**PROBLEM STATEMENT**. Locate every line that holds the string "štandardne" and copy it.

►

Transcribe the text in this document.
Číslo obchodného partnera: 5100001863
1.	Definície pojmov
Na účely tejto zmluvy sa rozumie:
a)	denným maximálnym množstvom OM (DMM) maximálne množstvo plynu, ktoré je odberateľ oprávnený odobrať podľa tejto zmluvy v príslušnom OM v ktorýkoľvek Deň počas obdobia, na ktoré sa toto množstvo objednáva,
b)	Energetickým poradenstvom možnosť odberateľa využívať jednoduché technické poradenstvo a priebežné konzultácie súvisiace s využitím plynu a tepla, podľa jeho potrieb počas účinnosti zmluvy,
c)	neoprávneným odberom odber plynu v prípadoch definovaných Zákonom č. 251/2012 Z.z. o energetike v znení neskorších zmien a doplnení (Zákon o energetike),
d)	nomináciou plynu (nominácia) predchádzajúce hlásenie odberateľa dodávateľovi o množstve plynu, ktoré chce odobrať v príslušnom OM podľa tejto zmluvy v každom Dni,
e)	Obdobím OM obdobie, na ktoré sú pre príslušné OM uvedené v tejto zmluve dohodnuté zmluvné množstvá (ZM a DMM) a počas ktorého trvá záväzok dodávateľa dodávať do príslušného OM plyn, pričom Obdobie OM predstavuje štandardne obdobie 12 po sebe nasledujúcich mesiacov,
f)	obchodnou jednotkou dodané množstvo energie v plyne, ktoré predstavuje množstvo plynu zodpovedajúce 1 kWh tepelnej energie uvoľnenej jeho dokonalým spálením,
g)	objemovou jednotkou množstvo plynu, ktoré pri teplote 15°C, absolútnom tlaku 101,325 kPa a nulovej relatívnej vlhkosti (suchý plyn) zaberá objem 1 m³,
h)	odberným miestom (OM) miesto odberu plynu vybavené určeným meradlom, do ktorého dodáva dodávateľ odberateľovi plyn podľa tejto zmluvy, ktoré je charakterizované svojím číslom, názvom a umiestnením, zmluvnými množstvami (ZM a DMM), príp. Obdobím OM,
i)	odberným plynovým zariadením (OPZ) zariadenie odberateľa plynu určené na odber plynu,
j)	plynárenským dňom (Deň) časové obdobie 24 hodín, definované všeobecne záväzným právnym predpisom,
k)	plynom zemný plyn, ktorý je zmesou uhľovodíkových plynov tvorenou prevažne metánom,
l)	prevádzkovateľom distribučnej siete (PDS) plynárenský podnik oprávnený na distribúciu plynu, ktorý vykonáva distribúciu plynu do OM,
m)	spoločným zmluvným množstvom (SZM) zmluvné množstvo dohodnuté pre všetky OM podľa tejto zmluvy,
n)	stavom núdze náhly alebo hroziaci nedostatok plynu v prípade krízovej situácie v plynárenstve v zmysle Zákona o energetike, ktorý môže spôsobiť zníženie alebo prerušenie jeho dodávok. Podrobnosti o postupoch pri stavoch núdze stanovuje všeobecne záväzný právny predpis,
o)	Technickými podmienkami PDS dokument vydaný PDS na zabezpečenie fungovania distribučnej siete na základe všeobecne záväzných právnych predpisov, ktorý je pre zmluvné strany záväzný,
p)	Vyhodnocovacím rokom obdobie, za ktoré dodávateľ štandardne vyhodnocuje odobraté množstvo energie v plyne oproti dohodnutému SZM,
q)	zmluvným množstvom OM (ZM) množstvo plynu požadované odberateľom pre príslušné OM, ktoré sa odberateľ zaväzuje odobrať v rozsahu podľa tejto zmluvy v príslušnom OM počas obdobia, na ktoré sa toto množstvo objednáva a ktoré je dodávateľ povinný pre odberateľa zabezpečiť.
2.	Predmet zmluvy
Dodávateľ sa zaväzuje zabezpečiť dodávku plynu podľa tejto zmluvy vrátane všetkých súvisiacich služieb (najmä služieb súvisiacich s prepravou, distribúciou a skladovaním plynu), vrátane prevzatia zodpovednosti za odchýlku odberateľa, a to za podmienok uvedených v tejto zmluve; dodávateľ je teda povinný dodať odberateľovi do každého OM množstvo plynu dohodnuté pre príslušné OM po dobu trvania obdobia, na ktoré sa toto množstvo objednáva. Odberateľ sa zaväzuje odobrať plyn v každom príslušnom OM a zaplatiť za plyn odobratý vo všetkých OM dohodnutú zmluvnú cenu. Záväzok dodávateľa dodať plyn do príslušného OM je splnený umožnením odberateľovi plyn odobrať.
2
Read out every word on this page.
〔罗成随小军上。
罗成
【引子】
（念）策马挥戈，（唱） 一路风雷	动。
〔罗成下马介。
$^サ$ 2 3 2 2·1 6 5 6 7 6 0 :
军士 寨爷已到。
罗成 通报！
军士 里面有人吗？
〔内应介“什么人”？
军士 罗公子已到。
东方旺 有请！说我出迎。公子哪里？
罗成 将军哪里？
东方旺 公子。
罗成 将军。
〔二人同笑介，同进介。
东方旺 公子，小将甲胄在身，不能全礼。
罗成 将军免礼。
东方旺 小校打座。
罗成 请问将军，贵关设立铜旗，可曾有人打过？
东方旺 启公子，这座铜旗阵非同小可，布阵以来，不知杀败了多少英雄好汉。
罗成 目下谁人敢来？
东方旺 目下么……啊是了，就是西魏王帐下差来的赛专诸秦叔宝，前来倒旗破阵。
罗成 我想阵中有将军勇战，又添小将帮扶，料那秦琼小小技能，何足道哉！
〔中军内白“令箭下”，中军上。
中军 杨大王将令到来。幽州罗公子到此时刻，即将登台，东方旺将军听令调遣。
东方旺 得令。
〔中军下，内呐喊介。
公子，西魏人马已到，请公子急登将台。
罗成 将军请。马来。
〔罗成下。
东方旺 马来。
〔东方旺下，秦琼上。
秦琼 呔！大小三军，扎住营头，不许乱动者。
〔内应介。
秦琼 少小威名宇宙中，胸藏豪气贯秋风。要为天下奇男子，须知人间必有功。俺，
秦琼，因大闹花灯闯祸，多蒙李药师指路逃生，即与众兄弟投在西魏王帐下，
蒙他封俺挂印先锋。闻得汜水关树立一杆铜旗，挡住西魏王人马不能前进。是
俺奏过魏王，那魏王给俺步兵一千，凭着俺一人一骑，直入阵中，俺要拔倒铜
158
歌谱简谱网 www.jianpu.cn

◄

**EXERCISE RESPONSE**.
e)	Obdobím OM obdobie, na ktoré sú pre príslušné OM uvedené v tejto zmluve dohodnuté zmluvné množstvá (ZM a DMM) a počas ktorého trvá záväzok dodávateľa dodávať do príslušného OM plyn, pričom Obdobie OM predstavuje štandardne obdobie 12 po sebe nasledujúcich mesiacov,
p)	Vyhodnocovacím rokom obdobie, za ktoré dodávateľ štandardne vyhodnocuje odobraté množstvo energie v plyne oproti dohodnutému SZM,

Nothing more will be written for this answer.